> _WORK TO COMPLETE_: Reproduce all entries precisely, down to the last character.

> _MATERIAL FOR THE TASK_:
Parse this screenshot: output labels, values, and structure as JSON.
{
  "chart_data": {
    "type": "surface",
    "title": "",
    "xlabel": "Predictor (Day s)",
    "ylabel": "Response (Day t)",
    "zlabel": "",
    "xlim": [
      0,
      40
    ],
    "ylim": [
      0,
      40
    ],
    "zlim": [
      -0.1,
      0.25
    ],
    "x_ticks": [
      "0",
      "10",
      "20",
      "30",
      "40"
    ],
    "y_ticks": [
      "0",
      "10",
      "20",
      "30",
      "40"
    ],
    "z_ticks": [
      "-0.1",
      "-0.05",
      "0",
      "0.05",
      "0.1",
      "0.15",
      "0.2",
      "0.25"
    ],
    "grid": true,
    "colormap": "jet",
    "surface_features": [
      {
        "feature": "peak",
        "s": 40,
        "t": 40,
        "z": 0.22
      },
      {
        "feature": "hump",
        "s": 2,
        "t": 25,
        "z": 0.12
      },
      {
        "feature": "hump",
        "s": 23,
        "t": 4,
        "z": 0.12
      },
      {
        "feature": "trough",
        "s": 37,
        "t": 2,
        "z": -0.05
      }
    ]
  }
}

> _ANSWER BELOW_:
Parse this screenshot: output labels, values, and structure as JSON.
{
  "chart_data": {
    "type": "surface",
    "title": "",
    "xlabel": "Predictor (Day s)",
    "ylabel": "Response (Day t)",
    "zlabel": "",
    "xlim": [
      0,
      40
    ],
    "ylim": [
      0,
      40
    ],
    "zlim": [
      -0.1,
      0.25
    ],
    "x_ticks": [
      "0",
      "10",
      "20",
      "30",
      "40"
    ],
    "y_ticks": [
      "0",
      "10",
      "20",
      "30",
      "40"
    ],
    "z_ticks": [
      "-0.1",
      "-0.05",
      "0",
      "0.05",
      "0.1",
      "0.15",
      "0.2",
      "0.25"
    ],
    "grid": true,
    "colormap": "jet",
    "surface_features": [
      {
        "feature": "peak",
        "s": 40,
        "t": 40,
        "z": 0.22
      },
      {
        "feature": "hump",
        "s": 2,
        "t": 25,
        "z": 0.12
      },
      {
        "feature": "hump",
        "s": 23,
        "t": 4,
        "z": 0.12
      },
      {
        "feature": "trough",
        "s": 37,
        "t": 2,
        "z": -0.05
      }
    ]
  }
}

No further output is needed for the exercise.